By Ken Clark

Pity the bank robber of yesteryear. When they were robbing banks for a living, the only tools they had were guns and bravado, and since they had to be physically present to commit their crimes, they ran the constant risk of winding up carrying away more lead than gold. Not only that, but they had to settle for robbing just one bank at a time.

Today’s bank robber can pull off a dozen heists at the same time, and he can hit banks in New York, Chicago or Stroudsburg from as far away as Manila, Singapore or Katmandu, simply by stealing your identity and using your good name and credit rating instead of a gun. In today’s cyber world, it’s called identity theft. These criminals increasingly target financial institutions and big Internet merchandisers, and all a perpetrator needs is a computer.

Debra DeFrank, security officer at ESSA Bank in Stroudsburg, said identity theft is now the fastest growing crime in America. Last year, more than 9.9 million people were victimized.

“More than $48 billion was lost in the past year by financial institutions and businesses. Individuals lost an estimated $5 billion,” she said in a presentation on the problem.

“Identity theft appears to continue to increase,” she said. “It affects all banks. I think some of the larger banks are more affected by it because of the type of products they offer. A large amount of identity theft is done with credit cards and the large companies that offer credit cards are targeted because they offer those products.”

Brian Goerke of PNC Financial Services Group said that in 2004, the American banking industry lost $546 million to debit card fraud alone.

“Included in that was about $200 million in signature and PIN purchases and $345 million in ATM transactions,” he said, adding that while a successful scam may cost the individual victim months of grief to repair a damaged credit rating, it is the bank, not the customer, ultimately taking the financial hit.

“Customers are never responsible for unauthorized transactions or fees related to fraud,” he said. “I think that’s an important point to convey to customers.”

Both ESSA and PNC have branch banks with their own secret defensive computer programs throughout the four counties of the Poconos. But just because most of them are small compared to credit card-issuing giants like CitiBank and Chase Manhattan, Tom Brown, Vice President of Financial Services Solutions at LexisNexis, said they still are vulnerable to the wily thief with a heart full of larceny and a computer full of con game capabilities.

In fact, according to Brown, small town banks can be even more vulnerable to attack by identity thieves than their big city siblings, partly because the giants have been assaulted so often that they have diversified their operations and become virtually impenetrable.

Your tasks:
(a) Answer these from the article on identity theft:
(i) What position does Debra DeFrank hold at ESSA Bank?
(ii) According to Brian Goerke, how much did the American banking industry lose to debit card fraud in 2004?
(iii) What is Tom Brown's title at LexisNexis?
(b) Decide whether each statement agrees with the article on identity theft. Answer yes or no, and quote the words that decide it.
(i) Customers must pay fees related to fraud.
(ii) Individuals lost an estimated $5 billion.
(iii) Brown said small town banks can be less vulnerable to identity thieves than big city banks.
(c) List every city named in the article on identity theft.
Answer using only the article on identity theft.

Information supplied:
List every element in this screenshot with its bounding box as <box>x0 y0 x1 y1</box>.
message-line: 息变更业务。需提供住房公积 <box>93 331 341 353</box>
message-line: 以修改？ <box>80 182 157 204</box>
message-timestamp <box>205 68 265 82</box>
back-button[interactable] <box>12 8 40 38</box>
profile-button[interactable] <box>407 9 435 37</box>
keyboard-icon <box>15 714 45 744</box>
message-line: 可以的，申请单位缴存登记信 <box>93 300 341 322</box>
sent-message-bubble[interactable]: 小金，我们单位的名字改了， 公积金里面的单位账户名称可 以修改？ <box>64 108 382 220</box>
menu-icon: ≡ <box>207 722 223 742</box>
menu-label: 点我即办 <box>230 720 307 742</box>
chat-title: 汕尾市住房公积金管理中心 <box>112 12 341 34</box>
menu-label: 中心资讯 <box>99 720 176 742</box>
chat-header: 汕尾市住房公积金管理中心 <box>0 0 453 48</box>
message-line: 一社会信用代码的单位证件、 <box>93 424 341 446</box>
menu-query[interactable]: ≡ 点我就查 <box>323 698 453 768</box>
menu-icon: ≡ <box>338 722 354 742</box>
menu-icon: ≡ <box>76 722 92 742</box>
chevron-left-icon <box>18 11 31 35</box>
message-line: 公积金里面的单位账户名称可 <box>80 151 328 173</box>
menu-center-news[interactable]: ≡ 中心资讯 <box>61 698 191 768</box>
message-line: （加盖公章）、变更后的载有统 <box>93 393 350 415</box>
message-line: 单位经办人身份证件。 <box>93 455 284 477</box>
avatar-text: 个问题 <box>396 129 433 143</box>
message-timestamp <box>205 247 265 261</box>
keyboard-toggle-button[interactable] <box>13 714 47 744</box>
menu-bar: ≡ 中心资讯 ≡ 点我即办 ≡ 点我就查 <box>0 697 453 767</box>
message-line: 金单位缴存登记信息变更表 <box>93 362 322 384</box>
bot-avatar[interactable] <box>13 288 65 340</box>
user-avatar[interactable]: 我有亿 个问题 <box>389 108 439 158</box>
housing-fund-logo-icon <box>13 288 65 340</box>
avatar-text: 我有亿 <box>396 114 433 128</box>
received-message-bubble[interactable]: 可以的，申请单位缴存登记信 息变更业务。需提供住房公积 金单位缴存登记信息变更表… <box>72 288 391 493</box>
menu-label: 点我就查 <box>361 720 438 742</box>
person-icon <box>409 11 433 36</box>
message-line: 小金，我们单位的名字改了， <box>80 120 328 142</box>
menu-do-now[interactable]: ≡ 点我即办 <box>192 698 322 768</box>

Responses in order:
(a)
(i) Security officer
(ii) $546 million
(iii) Vice President of Financial Services Solutions

(b)
(i) No: "Customers are never responsible for unauthorized transactions or fees related to fraud"
(ii) Yes: "Individuals lost an estimated $5 billion"
(iii) No: "small town banks can be even more vulnerable to attack by identity thieves than their big city siblings"

(c) New York, Chicago, Stroudsburg, Manila, Singapore, Katmandu